◆ Your task
Take the data that follows and retype it word for word.

○ ○ ○ ○ ○ ○ ○

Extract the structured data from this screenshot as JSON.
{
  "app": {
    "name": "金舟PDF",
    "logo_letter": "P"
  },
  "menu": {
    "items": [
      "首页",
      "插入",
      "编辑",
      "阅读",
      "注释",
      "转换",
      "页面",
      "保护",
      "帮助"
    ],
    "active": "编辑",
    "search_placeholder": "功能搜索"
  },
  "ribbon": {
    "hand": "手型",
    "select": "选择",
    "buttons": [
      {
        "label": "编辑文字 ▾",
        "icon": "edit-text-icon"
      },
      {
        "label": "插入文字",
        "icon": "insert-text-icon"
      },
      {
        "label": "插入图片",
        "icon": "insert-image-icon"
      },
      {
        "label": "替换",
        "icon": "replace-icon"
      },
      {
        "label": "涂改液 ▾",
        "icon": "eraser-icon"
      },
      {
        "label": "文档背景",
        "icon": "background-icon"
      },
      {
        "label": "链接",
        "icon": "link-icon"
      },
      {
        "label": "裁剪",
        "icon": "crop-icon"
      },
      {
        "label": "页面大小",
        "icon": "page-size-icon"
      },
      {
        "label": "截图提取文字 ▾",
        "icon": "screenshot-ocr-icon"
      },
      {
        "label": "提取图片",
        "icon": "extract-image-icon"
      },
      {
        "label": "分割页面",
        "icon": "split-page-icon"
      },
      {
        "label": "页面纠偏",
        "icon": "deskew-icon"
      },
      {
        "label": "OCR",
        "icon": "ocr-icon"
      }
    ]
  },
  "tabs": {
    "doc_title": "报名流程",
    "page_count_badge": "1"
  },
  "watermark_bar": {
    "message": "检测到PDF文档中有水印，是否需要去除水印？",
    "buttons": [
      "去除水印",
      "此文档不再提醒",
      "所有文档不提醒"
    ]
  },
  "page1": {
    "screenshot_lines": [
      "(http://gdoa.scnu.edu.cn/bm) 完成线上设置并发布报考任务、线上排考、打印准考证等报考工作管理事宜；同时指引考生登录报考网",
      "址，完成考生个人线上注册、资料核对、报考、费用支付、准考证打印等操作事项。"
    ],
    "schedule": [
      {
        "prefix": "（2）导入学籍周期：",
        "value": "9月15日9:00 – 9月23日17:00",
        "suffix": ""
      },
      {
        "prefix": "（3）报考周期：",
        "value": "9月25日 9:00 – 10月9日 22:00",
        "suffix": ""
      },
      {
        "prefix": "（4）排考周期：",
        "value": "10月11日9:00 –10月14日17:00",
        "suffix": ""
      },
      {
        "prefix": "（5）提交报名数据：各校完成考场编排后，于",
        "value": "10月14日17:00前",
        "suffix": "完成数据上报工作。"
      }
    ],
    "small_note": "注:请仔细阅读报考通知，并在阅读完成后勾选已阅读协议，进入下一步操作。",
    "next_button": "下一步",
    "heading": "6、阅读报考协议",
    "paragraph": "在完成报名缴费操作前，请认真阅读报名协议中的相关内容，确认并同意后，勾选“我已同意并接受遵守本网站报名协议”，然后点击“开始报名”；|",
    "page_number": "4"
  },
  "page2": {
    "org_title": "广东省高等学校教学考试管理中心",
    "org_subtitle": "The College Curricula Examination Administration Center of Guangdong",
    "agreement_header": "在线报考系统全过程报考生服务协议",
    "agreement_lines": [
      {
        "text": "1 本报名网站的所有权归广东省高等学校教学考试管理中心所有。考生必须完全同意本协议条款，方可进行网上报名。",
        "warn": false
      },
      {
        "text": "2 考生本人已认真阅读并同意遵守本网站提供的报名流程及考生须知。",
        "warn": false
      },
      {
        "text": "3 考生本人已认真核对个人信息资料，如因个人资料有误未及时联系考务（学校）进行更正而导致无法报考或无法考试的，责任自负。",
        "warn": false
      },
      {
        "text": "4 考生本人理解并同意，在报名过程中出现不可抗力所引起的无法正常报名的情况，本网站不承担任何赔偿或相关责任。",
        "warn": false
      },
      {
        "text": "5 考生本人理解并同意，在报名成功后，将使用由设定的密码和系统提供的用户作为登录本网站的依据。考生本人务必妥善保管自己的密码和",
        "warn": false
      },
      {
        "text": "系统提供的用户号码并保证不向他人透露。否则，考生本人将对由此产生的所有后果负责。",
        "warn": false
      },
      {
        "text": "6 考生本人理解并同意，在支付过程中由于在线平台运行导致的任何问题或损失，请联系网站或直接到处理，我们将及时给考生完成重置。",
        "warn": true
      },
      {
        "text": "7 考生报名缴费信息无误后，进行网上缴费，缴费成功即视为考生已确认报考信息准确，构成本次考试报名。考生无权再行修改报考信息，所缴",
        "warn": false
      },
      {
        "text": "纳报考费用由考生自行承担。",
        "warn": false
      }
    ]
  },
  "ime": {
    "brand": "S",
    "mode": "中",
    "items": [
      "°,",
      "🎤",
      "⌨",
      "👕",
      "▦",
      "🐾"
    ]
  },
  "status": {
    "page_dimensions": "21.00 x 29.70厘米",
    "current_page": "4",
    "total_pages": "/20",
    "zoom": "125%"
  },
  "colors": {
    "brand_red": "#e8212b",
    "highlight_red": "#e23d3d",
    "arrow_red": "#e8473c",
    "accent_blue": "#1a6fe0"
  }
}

○ ○ ○ ○ ○ ○ ○

◆ Answer to the task
Extract the structured data from this screenshot as JSON.
{
  "app": {
    "name": "金舟PDF",
    "logo_letter": "P"
  },
  "menu": {
    "items": [
      "首页",
      "插入",
      "编辑",
      "阅读",
      "注释",
      "转换",
      "页面",
      "保护",
      "帮助"
    ],
    "active": "编辑",
    "search_placeholder": "功能搜索"
  },
  "ribbon": {
    "hand": "手型",
    "select": "选择",
    "buttons": [
      {
        "label": "编辑文字 ▾",
        "icon": "edit-text-icon"
      },
      {
        "label": "插入文字",
        "icon": "insert-text-icon"
      },
      {
        "label": "插入图片",
        "icon": "insert-image-icon"
      },
      {
        "label": "替换",
        "icon": "replace-icon"
      },
      {
        "label": "涂改液 ▾",
        "icon": "eraser-icon"
      },
      {
        "label": "文档背景",
        "icon": "background-icon"
      },
      {
        "label": "链接",
        "icon": "link-icon"
      },
      {
        "label": "裁剪",
        "icon": "crop-icon"
      },
      {
        "label": "页面大小",
        "icon": "page-size-icon"
      },
      {
        "label": "截图提取文字 ▾",
        "icon": "screenshot-ocr-icon"
      },
      {
        "label": "提取图片",
        "icon": "extract-image-icon"
      },
      {
        "label": "分割页面",
        "icon": "split-page-icon"
      },
      {
        "label": "页面纠偏",
        "icon": "deskew-icon"
      },
      {
        "label": "OCR",
        "icon": "ocr-icon"
      }
    ]
  },
  "tabs": {
    "doc_title": "报名流程",
    "page_count_badge": "1"
  },
  "watermark_bar": {
    "message": "检测到PDF文档中有水印，是否需要去除水印？",
    "buttons": [
      "去除水印",
      "此文档不再提醒",
      "所有文档不提醒"
    ]
  },
  "page1": {
    "screenshot_lines": [
      "(http://gdoa.scnu.edu.cn/bm) 完成线上设置并发布报考任务、线上排考、打印准考证等报考工作管理事宜；同时指引考生登录报考网",
      "址，完成考生个人线上注册、资料核对、报考、费用支付、准考证打印等操作事项。"
    ],
    "schedule": [
      {
        "prefix": "（2）导入学籍周期：",
        "value": "9月15日9:00 – 9月23日17:00",
        "suffix": ""
      },
      {
        "prefix": "（3）报考周期：",
        "value": "9月25日 9:00 – 10月9日 22:00",
        "suffix": ""
      },
      {
        "prefix": "（4）排考周期：",
        "value": "10月11日9:00 –10月14日17:00",
        "suffix": ""
      },
      {
        "prefix": "（5）提交报名数据：各校完成考场编排后，于",
        "value": "10月14日17:00前",
        "suffix": "完成数据上报工作。"
      }
    ],
    "small_note": "注:请仔细阅读报考通知，并在阅读完成后勾选已阅读协议，进入下一步操作。",
    "next_button": "下一步",
    "heading": "6、阅读报考协议",
    "paragraph": "在完成报名缴费操作前，请认真阅读报名协议中的相关内容，确认并同意后，勾选“我已同意并接受遵守本网站报名协议”，然后点击“开始报名”；|",
    "page_number": "4"
  },
  "page2": {
    "org_title": "广东省高等学校教学考试管理中心",
    "org_subtitle": "The College Curricula Examination Administration Center of Guangdong",
    "agreement_header": "在线报考系统全过程报考生服务协议",
    "agreement_lines": [
      {
        "text": "1 本报名网站的所有权归广东省高等学校教学考试管理中心所有。考生必须完全同意本协议条款，方可进行网上报名。",
        "warn": false
      },
      {
        "text": "2 考生本人已认真阅读并同意遵守本网站提供的报名流程及考生须知。",
        "warn": false
      },
      {
        "text": "3 考生本人已认真核对个人信息资料，如因个人资料有误未及时联系考务（学校）进行更正而导致无法报考或无法考试的，责任自负。",
        "warn": false
      },
      {
        "text": "4 考生本人理解并同意，在报名过程中出现不可抗力所引起的无法正常报名的情况，本网站不承担任何赔偿或相关责任。",
        "warn": false
      },
      {
        "text": "5 考生本人理解并同意，在报名成功后，将使用由设定的密码和系统提供的用户作为登录本网站的依据。考生本人务必妥善保管自己的密码和",
        "warn": false
      },
      {
        "text": "系统提供的用户号码并保证不向他人透露。否则，考生本人将对由此产生的所有后果负责。",
        "warn": false
      },
      {
        "text": "6 考生本人理解并同意，在支付过程中由于在线平台运行导致的任何问题或损失，请联系网站或直接到处理，我们将及时给考生完成重置。",
        "warn": true
      },
      {
        "text": "7 考生报名缴费信息无误后，进行网上缴费，缴费成功即视为考生已确认报考信息准确，构成本次考试报名。考生无权再行修改报考信息，所缴",
        "warn": false
      },
      {
        "text": "纳报考费用由考生自行承担。",
        "warn": false
      }
    ]
  },
  "ime": {
    "brand": "S",
    "mode": "中",
    "items": [
      "°,",
      "🎤",
      "⌨",
      "👕",
      "▦",
      "🐾"
    ]
  },
  "status": {
    "page_dimensions": "21.00 x 29.70厘米",
    "current_page": "4",
    "total_pages": "/20",
    "zoom": "125%"
  },
  "colors": {
    "brand_red": "#e8212b",
    "highlight_red": "#e23d3d",
    "arrow_red": "#e8473c",
    "accent_blue": "#1a6fe0"
  }
}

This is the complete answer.